→ What you have to do
Pictures don't belong in the copy; print all the records exactly.

→ Entries from a visual dataset
_____

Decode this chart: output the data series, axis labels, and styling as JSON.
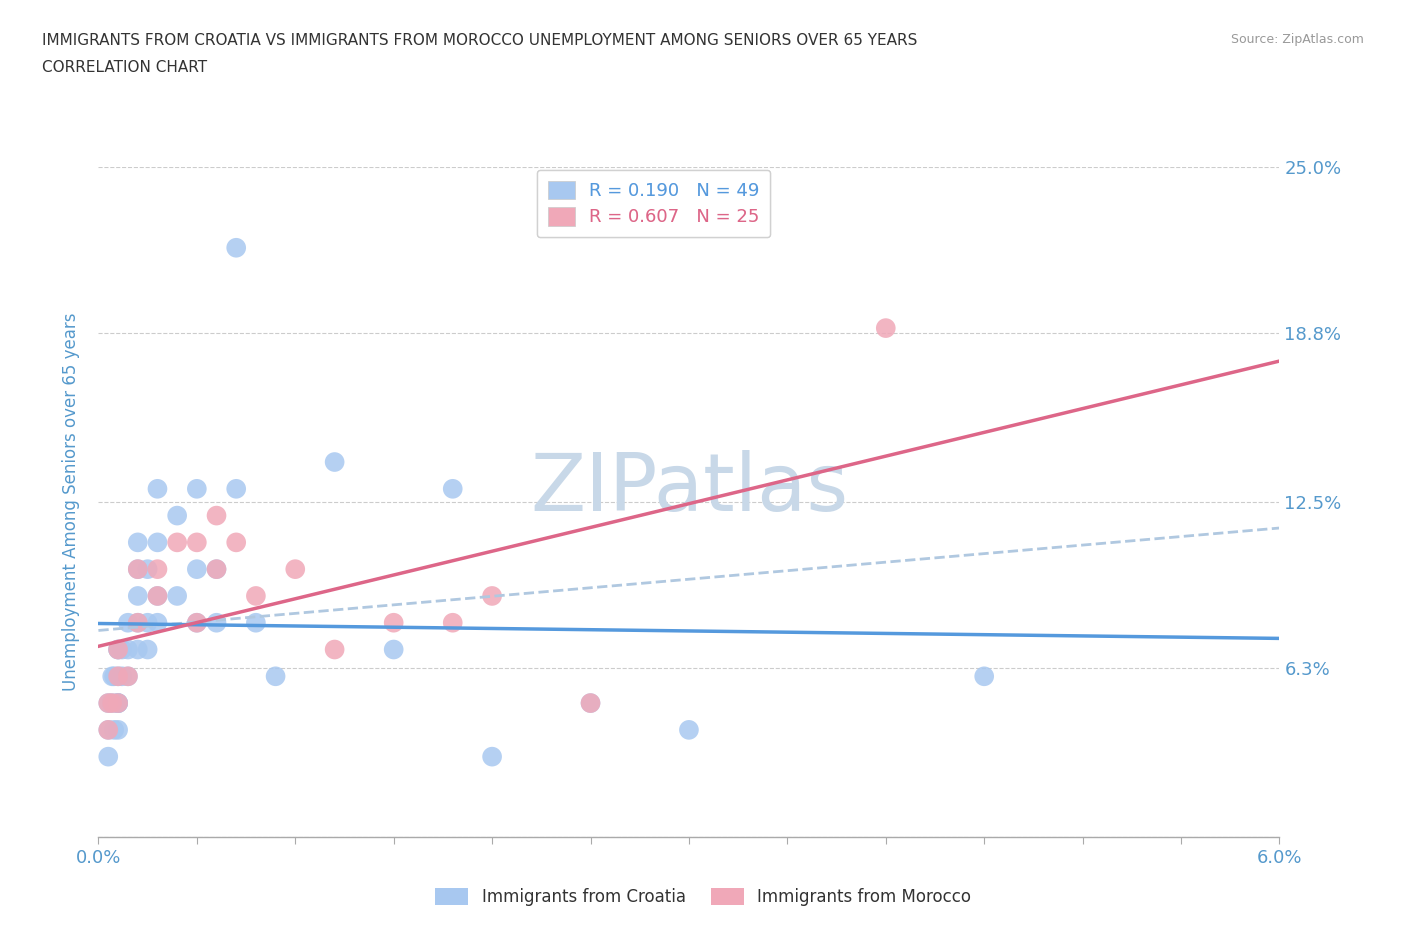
{
  "title_line1": "IMMIGRANTS FROM CROATIA VS IMMIGRANTS FROM MOROCCO UNEMPLOYMENT AMONG SENIORS OVER 65 YEARS",
  "title_line2": "CORRELATION CHART",
  "source": "Source: ZipAtlas.com",
  "ylabel": "Unemployment Among Seniors over 65 years",
  "xlim": [
    0.0,
    0.06
  ],
  "ylim": [
    0.0,
    0.25
  ],
  "xticks": [
    0.0,
    0.005,
    0.01,
    0.015,
    0.02,
    0.025,
    0.03,
    0.035,
    0.04,
    0.045,
    0.05,
    0.055,
    0.06
  ],
  "xtick_labels_show": [
    "0.0%",
    "6.0%"
  ],
  "ytick_labels_right": [
    "",
    "6.3%",
    "12.5%",
    "18.8%",
    "25.0%"
  ],
  "yticks_right": [
    0.0,
    0.063,
    0.125,
    0.188,
    0.25
  ],
  "color_croatia": "#a8c8f0",
  "color_morocco": "#f0a8b8",
  "color_blue_line": "#5599dd",
  "color_pink_line": "#dd6688",
  "color_dashed": "#b0c8e0",
  "R_croatia": 0.19,
  "N_croatia": 49,
  "R_morocco": 0.607,
  "N_morocco": 25,
  "watermark": "ZIPatlas",
  "watermark_color": "#c8d8e8",
  "croatia_x": [
    0.0005,
    0.0005,
    0.0005,
    0.0007,
    0.0007,
    0.0008,
    0.0008,
    0.001,
    0.001,
    0.001,
    0.001,
    0.001,
    0.001,
    0.001,
    0.0012,
    0.0012,
    0.0015,
    0.0015,
    0.0015,
    0.002,
    0.002,
    0.002,
    0.002,
    0.002,
    0.0025,
    0.0025,
    0.0025,
    0.003,
    0.003,
    0.003,
    0.003,
    0.004,
    0.004,
    0.005,
    0.005,
    0.005,
    0.006,
    0.006,
    0.007,
    0.007,
    0.008,
    0.009,
    0.012,
    0.015,
    0.018,
    0.02,
    0.025,
    0.03,
    0.045
  ],
  "croatia_y": [
    0.03,
    0.04,
    0.05,
    0.05,
    0.06,
    0.04,
    0.06,
    0.04,
    0.05,
    0.06,
    0.07,
    0.07,
    0.05,
    0.05,
    0.06,
    0.07,
    0.06,
    0.07,
    0.08,
    0.07,
    0.08,
    0.09,
    0.1,
    0.11,
    0.07,
    0.08,
    0.1,
    0.08,
    0.09,
    0.11,
    0.13,
    0.09,
    0.12,
    0.1,
    0.08,
    0.13,
    0.08,
    0.1,
    0.22,
    0.13,
    0.08,
    0.06,
    0.14,
    0.07,
    0.13,
    0.03,
    0.05,
    0.04,
    0.06
  ],
  "morocco_x": [
    0.0005,
    0.0005,
    0.0007,
    0.001,
    0.001,
    0.001,
    0.0015,
    0.002,
    0.002,
    0.003,
    0.003,
    0.004,
    0.005,
    0.005,
    0.006,
    0.006,
    0.007,
    0.008,
    0.01,
    0.012,
    0.015,
    0.018,
    0.02,
    0.025,
    0.04
  ],
  "morocco_y": [
    0.04,
    0.05,
    0.05,
    0.06,
    0.07,
    0.05,
    0.06,
    0.08,
    0.1,
    0.09,
    0.1,
    0.11,
    0.11,
    0.08,
    0.1,
    0.12,
    0.11,
    0.09,
    0.1,
    0.07,
    0.08,
    0.08,
    0.09,
    0.05,
    0.19
  ],
  "grid_color": "#cccccc",
  "title_color": "#333333",
  "axis_label_color": "#5599cc",
  "tick_label_color": "#5599cc"
}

_____

→ Solution to this problem
Decode this chart: output the data series, axis labels, and styling as JSON.
{
  "title_line1": "IMMIGRANTS FROM CROATIA VS IMMIGRANTS FROM MOROCCO UNEMPLOYMENT AMONG SENIORS OVER 65 YEARS",
  "title_line2": "CORRELATION CHART",
  "source": "Source: ZipAtlas.com",
  "ylabel": "Unemployment Among Seniors over 65 years",
  "xlim": [
    0.0,
    0.06
  ],
  "ylim": [
    0.0,
    0.25
  ],
  "xticks": [
    0.0,
    0.005,
    0.01,
    0.015,
    0.02,
    0.025,
    0.03,
    0.035,
    0.04,
    0.045,
    0.05,
    0.055,
    0.06
  ],
  "xtick_labels_show": [
    "0.0%",
    "6.0%"
  ],
  "ytick_labels_right": [
    "",
    "6.3%",
    "12.5%",
    "18.8%",
    "25.0%"
  ],
  "yticks_right": [
    0.0,
    0.063,
    0.125,
    0.188,
    0.25
  ],
  "color_croatia": "#a8c8f0",
  "color_morocco": "#f0a8b8",
  "color_blue_line": "#5599dd",
  "color_pink_line": "#dd6688",
  "color_dashed": "#b0c8e0",
  "R_croatia": 0.19,
  "N_croatia": 49,
  "R_morocco": 0.607,
  "N_morocco": 25,
  "watermark": "ZIPatlas",
  "watermark_color": "#c8d8e8",
  "croatia_x": [
    0.0005,
    0.0005,
    0.0005,
    0.0007,
    0.0007,
    0.0008,
    0.0008,
    0.001,
    0.001,
    0.001,
    0.001,
    0.001,
    0.001,
    0.001,
    0.0012,
    0.0012,
    0.0015,
    0.0015,
    0.0015,
    0.002,
    0.002,
    0.002,
    0.002,
    0.002,
    0.0025,
    0.0025,
    0.0025,
    0.003,
    0.003,
    0.003,
    0.003,
    0.004,
    0.004,
    0.005,
    0.005,
    0.005,
    0.006,
    0.006,
    0.007,
    0.007,
    0.008,
    0.009,
    0.012,
    0.015,
    0.018,
    0.02,
    0.025,
    0.03,
    0.045
  ],
  "croatia_y": [
    0.03,
    0.04,
    0.05,
    0.05,
    0.06,
    0.04,
    0.06,
    0.04,
    0.05,
    0.06,
    0.07,
    0.07,
    0.05,
    0.05,
    0.06,
    0.07,
    0.06,
    0.07,
    0.08,
    0.07,
    0.08,
    0.09,
    0.1,
    0.11,
    0.07,
    0.08,
    0.1,
    0.08,
    0.09,
    0.11,
    0.13,
    0.09,
    0.12,
    0.1,
    0.08,
    0.13,
    0.08,
    0.1,
    0.22,
    0.13,
    0.08,
    0.06,
    0.14,
    0.07,
    0.13,
    0.03,
    0.05,
    0.04,
    0.06
  ],
  "morocco_x": [
    0.0005,
    0.0005,
    0.0007,
    0.001,
    0.001,
    0.001,
    0.0015,
    0.002,
    0.002,
    0.003,
    0.003,
    0.004,
    0.005,
    0.005,
    0.006,
    0.006,
    0.007,
    0.008,
    0.01,
    0.012,
    0.015,
    0.018,
    0.02,
    0.025,
    0.04
  ],
  "morocco_y": [
    0.04,
    0.05,
    0.05,
    0.06,
    0.07,
    0.05,
    0.06,
    0.08,
    0.1,
    0.09,
    0.1,
    0.11,
    0.11,
    0.08,
    0.1,
    0.12,
    0.11,
    0.09,
    0.1,
    0.07,
    0.08,
    0.08,
    0.09,
    0.05,
    0.19
  ],
  "grid_color": "#cccccc",
  "title_color": "#333333",
  "axis_label_color": "#5599cc",
  "tick_label_color": "#5599cc"
}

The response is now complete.